Lines containing the word "every" are to be located and copied.

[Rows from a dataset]

-- begin --

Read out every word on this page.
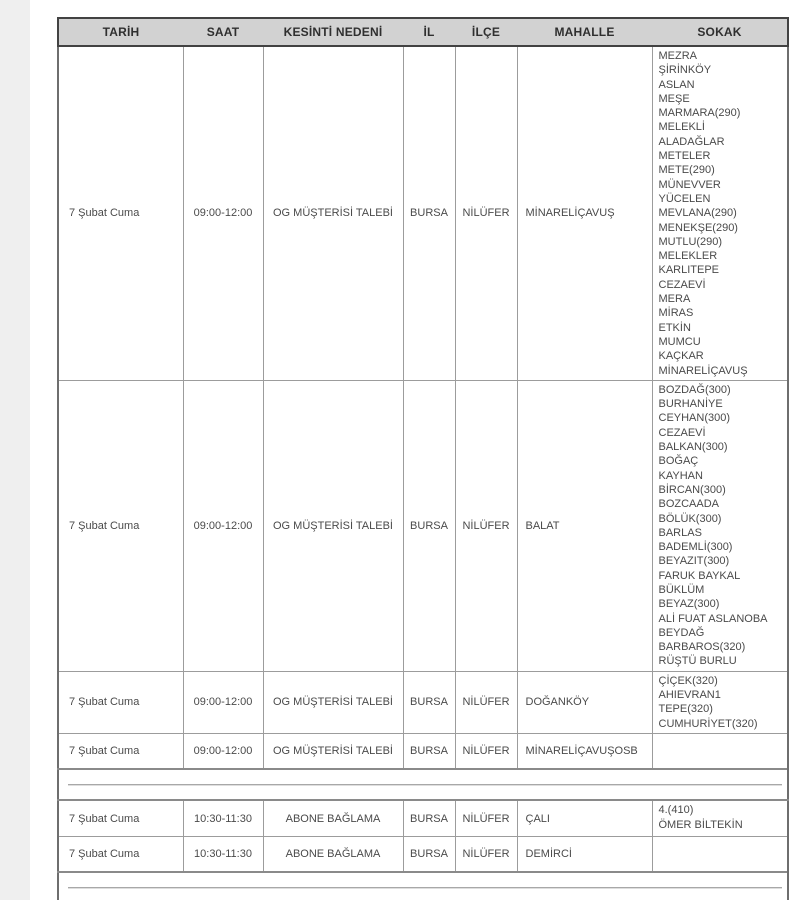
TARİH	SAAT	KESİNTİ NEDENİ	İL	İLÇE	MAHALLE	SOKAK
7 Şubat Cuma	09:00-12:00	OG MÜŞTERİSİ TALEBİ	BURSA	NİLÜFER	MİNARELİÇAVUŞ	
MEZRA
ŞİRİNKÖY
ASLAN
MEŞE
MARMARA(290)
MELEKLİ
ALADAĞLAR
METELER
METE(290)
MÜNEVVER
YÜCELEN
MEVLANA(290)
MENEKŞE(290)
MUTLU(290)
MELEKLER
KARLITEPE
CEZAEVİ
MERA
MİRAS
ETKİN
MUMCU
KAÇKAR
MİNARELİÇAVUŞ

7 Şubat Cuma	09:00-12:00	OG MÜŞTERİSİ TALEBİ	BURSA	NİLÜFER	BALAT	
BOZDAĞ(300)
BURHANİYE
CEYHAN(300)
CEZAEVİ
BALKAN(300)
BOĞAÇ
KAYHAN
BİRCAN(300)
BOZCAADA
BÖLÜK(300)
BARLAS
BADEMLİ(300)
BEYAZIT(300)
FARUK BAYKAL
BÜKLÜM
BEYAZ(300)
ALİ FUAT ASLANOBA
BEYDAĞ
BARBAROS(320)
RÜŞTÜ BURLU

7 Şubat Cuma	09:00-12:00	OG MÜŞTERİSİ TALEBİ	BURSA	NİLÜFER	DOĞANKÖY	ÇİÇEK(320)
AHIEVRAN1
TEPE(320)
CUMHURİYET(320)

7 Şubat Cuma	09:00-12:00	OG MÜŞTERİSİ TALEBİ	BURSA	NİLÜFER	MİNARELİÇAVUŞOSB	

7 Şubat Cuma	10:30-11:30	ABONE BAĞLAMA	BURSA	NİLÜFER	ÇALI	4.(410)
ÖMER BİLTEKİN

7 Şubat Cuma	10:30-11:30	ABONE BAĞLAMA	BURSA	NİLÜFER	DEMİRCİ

-- end --
-- begin --

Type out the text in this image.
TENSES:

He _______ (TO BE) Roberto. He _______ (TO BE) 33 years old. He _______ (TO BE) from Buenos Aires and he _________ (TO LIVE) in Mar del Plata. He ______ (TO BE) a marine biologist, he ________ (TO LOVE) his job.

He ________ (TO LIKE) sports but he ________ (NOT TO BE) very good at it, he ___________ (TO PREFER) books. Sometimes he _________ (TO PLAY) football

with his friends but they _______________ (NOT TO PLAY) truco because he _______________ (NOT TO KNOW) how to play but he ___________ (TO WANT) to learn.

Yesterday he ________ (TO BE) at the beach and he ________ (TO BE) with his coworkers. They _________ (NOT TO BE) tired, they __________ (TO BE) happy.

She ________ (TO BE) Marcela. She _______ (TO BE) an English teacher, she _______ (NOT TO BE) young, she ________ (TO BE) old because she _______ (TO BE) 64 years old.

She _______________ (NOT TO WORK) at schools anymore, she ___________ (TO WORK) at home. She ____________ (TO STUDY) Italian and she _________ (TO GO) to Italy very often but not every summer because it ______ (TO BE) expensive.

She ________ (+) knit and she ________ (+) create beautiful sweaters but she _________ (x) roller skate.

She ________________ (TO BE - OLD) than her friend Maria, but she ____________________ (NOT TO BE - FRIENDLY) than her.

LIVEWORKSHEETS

-- end --

**Response to the exercise**:
Read out every word on this page.
She _______________ (NOT TO WORK) at schools anymore, she ___________ (TO WORK) at home. She ____________ (TO STUDY) Italian and she _________ (TO GO) to Italy very often but not every summer because it ______ (TO BE) expensive.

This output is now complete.